(WORKING DATA)
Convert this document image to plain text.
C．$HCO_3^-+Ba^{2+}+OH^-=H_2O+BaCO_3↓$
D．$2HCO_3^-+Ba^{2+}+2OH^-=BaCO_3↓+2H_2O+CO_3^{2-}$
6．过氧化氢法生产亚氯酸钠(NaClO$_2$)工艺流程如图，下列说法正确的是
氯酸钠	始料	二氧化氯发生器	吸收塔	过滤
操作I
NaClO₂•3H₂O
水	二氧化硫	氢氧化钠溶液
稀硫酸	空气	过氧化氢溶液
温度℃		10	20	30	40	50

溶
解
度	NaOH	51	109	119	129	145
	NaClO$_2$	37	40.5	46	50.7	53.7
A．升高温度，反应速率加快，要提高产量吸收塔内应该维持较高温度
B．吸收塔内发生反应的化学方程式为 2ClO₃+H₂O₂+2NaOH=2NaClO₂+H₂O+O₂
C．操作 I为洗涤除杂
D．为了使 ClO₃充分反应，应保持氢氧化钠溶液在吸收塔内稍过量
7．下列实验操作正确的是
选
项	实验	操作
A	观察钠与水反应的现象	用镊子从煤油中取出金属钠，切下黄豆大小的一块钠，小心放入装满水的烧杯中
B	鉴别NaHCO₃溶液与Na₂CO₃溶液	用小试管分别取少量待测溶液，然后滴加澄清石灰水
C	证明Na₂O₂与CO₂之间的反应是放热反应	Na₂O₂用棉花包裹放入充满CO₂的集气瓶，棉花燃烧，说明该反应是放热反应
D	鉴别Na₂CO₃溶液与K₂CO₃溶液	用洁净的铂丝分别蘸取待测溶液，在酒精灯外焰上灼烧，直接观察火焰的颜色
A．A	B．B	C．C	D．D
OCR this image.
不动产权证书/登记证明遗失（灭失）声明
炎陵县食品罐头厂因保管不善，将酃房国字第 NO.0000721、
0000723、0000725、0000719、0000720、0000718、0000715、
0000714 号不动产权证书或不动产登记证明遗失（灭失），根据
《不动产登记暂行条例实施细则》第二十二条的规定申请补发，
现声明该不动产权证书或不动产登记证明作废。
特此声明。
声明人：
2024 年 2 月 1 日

(AIM)
Spot every line that holds "this" and copy it.

(SOLVED EXERCISE)
Convert this document image to plain text.
OCR this image.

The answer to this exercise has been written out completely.